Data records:
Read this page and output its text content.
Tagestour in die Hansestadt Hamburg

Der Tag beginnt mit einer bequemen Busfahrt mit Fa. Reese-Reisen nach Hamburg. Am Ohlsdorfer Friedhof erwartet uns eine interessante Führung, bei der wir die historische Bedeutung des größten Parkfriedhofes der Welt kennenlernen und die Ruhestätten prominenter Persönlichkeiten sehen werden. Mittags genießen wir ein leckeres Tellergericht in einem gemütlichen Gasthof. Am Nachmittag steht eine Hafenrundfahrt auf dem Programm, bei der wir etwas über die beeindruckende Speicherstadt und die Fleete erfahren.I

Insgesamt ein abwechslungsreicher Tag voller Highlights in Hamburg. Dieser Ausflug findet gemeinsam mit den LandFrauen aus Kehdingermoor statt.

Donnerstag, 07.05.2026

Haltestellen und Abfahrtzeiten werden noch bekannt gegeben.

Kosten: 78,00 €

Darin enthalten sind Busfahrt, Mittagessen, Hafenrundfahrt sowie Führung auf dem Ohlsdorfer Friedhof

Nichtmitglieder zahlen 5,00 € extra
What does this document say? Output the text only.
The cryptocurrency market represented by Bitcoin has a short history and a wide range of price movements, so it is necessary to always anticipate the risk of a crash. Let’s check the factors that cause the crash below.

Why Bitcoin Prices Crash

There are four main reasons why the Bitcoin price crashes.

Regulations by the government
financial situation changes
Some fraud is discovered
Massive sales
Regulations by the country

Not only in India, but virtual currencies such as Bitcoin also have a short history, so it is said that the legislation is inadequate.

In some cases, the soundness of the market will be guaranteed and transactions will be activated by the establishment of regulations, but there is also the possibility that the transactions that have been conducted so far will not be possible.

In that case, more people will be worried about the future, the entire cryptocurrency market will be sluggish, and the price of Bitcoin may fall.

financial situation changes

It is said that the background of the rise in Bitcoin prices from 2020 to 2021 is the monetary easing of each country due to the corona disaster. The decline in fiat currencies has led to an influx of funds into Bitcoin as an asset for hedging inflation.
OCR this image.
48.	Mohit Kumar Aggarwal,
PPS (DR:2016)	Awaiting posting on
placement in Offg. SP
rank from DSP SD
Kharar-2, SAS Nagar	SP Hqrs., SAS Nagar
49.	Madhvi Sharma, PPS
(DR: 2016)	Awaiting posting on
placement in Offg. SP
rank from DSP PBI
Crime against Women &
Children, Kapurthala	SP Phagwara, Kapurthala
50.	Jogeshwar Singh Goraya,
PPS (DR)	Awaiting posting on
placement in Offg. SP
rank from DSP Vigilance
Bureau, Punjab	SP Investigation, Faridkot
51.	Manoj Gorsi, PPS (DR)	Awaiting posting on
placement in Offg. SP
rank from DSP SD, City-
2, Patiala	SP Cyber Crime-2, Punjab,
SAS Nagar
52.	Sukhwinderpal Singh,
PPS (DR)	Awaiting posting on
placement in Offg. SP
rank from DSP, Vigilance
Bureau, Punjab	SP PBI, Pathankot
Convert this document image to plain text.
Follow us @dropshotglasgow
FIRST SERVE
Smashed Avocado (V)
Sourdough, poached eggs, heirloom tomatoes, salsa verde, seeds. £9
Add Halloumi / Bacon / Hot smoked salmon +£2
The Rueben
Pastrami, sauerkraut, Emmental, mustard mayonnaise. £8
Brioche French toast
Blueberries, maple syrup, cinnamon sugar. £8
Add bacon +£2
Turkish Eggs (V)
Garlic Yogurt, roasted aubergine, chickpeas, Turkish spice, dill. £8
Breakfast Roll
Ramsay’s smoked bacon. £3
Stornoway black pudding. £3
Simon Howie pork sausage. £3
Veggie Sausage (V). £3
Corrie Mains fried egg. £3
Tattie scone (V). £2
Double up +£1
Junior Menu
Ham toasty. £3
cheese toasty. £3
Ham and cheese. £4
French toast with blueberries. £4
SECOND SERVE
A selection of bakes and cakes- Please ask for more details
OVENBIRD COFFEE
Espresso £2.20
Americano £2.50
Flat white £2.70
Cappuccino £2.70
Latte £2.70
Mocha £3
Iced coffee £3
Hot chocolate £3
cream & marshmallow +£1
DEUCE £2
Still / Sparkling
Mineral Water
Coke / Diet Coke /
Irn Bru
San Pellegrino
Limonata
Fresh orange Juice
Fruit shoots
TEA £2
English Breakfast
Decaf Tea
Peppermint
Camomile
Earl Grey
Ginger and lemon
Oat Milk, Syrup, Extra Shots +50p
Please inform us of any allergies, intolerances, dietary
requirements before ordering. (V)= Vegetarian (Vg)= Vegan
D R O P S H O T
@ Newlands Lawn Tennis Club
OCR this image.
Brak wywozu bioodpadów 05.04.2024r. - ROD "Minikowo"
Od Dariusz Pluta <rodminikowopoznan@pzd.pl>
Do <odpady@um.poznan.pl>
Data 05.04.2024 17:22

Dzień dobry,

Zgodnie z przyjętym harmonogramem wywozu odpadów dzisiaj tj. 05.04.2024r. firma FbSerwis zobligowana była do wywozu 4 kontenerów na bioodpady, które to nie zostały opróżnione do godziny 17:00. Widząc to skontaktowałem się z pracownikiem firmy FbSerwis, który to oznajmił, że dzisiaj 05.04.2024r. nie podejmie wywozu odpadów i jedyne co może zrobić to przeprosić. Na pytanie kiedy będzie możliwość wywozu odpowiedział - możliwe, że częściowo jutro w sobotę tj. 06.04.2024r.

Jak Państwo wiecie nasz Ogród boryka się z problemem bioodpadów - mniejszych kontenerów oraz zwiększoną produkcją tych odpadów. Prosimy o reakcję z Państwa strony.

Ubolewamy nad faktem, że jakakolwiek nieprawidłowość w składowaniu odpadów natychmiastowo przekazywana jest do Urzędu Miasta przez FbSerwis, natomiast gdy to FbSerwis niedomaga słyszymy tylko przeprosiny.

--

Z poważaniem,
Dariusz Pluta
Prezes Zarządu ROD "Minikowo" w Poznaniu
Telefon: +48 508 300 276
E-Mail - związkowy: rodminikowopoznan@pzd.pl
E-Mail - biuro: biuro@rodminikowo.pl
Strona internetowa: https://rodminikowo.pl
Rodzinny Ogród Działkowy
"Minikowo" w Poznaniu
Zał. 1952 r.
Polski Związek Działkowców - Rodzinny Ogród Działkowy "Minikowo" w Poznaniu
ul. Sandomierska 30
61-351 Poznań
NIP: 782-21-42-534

> [REQUIRED WORK]
Take the entries and copy them out exactly.

> [COMPLETE RESPONSE]
Read this page and output its text content.
Tagestour in die Hansestadt Hamburg

Der Tag beginnt mit einer bequemen Busfahrt mit Fa. Reese-Reisen nach Hamburg. Am Ohlsdorfer Friedhof erwartet uns eine interessante Führung, bei der wir die historische Bedeutung des größten Parkfriedhofes der Welt kennenlernen und die Ruhestätten prominenter Persönlichkeiten sehen werden. Mittags genießen wir ein leckeres Tellergericht in einem gemütlichen Gasthof. Am Nachmittag steht eine Hafenrundfahrt auf dem Programm, bei der wir etwas über die beeindruckende Speicherstadt und die Fleete erfahren.I

Insgesamt ein abwechslungsreicher Tag voller Highlights in Hamburg. Dieser Ausflug findet gemeinsam mit den LandFrauen aus Kehdingermoor statt.

Donnerstag, 07.05.2026

Haltestellen und Abfahrtzeiten werden noch bekannt gegeben.

Kosten: 78,00 €

Darin enthalten sind Busfahrt, Mittagessen, Hafenrundfahrt sowie Führung auf dem Ohlsdorfer Friedhof

Nichtmitglieder zahlen 5,00 € extra
What does this document say? Output the text only.
The cryptocurrency market represented by Bitcoin has a short history and a wide range of price movements, so it is necessary to always anticipate the risk of a crash. Let’s check the factors that cause the crash below.

Why Bitcoin Prices Crash

There are four main reasons why the Bitcoin price crashes.

Regulations by the government
financial situation changes
Some fraud is discovered
Massive sales
Regulations by the country

Not only in India, but virtual currencies such as Bitcoin also have a short history, so it is said that the legislation is inadequate.

In some cases, the soundness of the market will be guaranteed and transactions will be activated by the establishment of regulations, but there is also the possibility that the transactions that have been conducted so far will not be possible.

In that case, more people will be worried about the future, the entire cryptocurrency market will be sluggish, and the price of Bitcoin may fall.

financial situation changes

It is said that the background of the rise in Bitcoin prices from 2020 to 2021 is the monetary easing of each country due to the corona disaster. The decline in fiat currencies has led to an influx of funds into Bitcoin as an asset for hedging inflation.
OCR this image.
48.	Mohit Kumar Aggarwal,
PPS (DR:2016)	Awaiting posting on
placement in Offg. SP
rank from DSP SD
Kharar-2, SAS Nagar	SP Hqrs., SAS Nagar
49.	Madhvi Sharma, PPS
(DR: 2016)	Awaiting posting on
placement in Offg. SP
rank from DSP PBI
Crime against Women &
Children, Kapurthala	SP Phagwara, Kapurthala
50.	Jogeshwar Singh Goraya,
PPS (DR)	Awaiting posting on
placement in Offg. SP
rank from DSP Vigilance
Bureau, Punjab	SP Investigation, Faridkot
51.	Manoj Gorsi, PPS (DR)	Awaiting posting on
placement in Offg. SP
rank from DSP SD, City-
2, Patiala	SP Cyber Crime-2, Punjab,
SAS Nagar
52.	Sukhwinderpal Singh,
PPS (DR)	Awaiting posting on
placement in Offg. SP
rank from DSP, Vigilance
Bureau, Punjab	SP PBI, Pathankot
Convert this document image to plain text.
Follow us @dropshotglasgow
FIRST SERVE
Smashed Avocado (V)
Sourdough, poached eggs, heirloom tomatoes, salsa verde, seeds. £9
Add Halloumi / Bacon / Hot smoked salmon +£2
The Rueben
Pastrami, sauerkraut, Emmental, mustard mayonnaise. £8
Brioche French toast
Blueberries, maple syrup, cinnamon sugar. £8
Add bacon +£2
Turkish Eggs (V)
Garlic Yogurt, roasted aubergine, chickpeas, Turkish spice, dill. £8
Breakfast Roll
Ramsay’s smoked bacon. £3
Stornoway black pudding. £3
Simon Howie pork sausage. £3
Veggie Sausage (V). £3
Corrie Mains fried egg. £3
Tattie scone (V). £2
Double up +£1
Junior Menu
Ham toasty. £3
cheese toasty. £3
Ham and cheese. £4
French toast with blueberries. £4
SECOND SERVE
A selection of bakes and cakes- Please ask for more details
OVENBIRD COFFEE
Espresso £2.20
Americano £2.50
Flat white £2.70
Cappuccino £2.70
Latte £2.70
Mocha £3
Iced coffee £3
Hot chocolate £3
cream & marshmallow +£1
DEUCE £2
Still / Sparkling
Mineral Water
Coke / Diet Coke /
Irn Bru
San Pellegrino
Limonata
Fresh orange Juice
Fruit shoots
TEA £2
English Breakfast
Decaf Tea
Peppermint
Camomile
Earl Grey
Ginger and lemon
Oat Milk, Syrup, Extra Shots +50p
Please inform us of any allergies, intolerances, dietary
requirements before ordering. (V)= Vegetarian (Vg)= Vegan
D R O P S H O T
@ Newlands Lawn Tennis Club
OCR this image.
Brak wywozu bioodpadów 05.04.2024r. - ROD "Minikowo"
Od Dariusz Pluta <rodminikowopoznan@pzd.pl>
Do <odpady@um.poznan.pl>
Data 05.04.2024 17:22

Dzień dobry,

Zgodnie z przyjętym harmonogramem wywozu odpadów dzisiaj tj. 05.04.2024r. firma FbSerwis zobligowana była do wywozu 4 kontenerów na bioodpady, które to nie zostały opróżnione do godziny 17:00. Widząc to skontaktowałem się z pracownikiem firmy FbSerwis, który to oznajmił, że dzisiaj 05.04.2024r. nie podejmie wywozu odpadów i jedyne co może zrobić to przeprosić. Na pytanie kiedy będzie możliwość wywozu odpowiedział - możliwe, że częściowo jutro w sobotę tj. 06.04.2024r.

Jak Państwo wiecie nasz Ogród boryka się z problemem bioodpadów - mniejszych kontenerów oraz zwiększoną produkcją tych odpadów. Prosimy o reakcję z Państwa strony.

Ubolewamy nad faktem, że jakakolwiek nieprawidłowość w składowaniu odpadów natychmiastowo przekazywana jest do Urzędu Miasta przez FbSerwis, natomiast gdy to FbSerwis niedomaga słyszymy tylko przeprosiny.

--

Z poważaniem,
Dariusz Pluta
Prezes Zarządu ROD "Minikowo" w Poznaniu
Telefon: +48 508 300 276
E-Mail - związkowy: rodminikowopoznan@pzd.pl
E-Mail - biuro: biuro@rodminikowo.pl
Strona internetowa: https://rodminikowo.pl
Rodzinny Ogród Działkowy
"Minikowo" w Poznaniu
Zał. 1952 r.
Polski Związek Działkowców - Rodzinny Ogród Działkowy "Minikowo" w Poznaniu
ul. Sandomierska 30
61-351 Poznań
NIP: 782-21-42-534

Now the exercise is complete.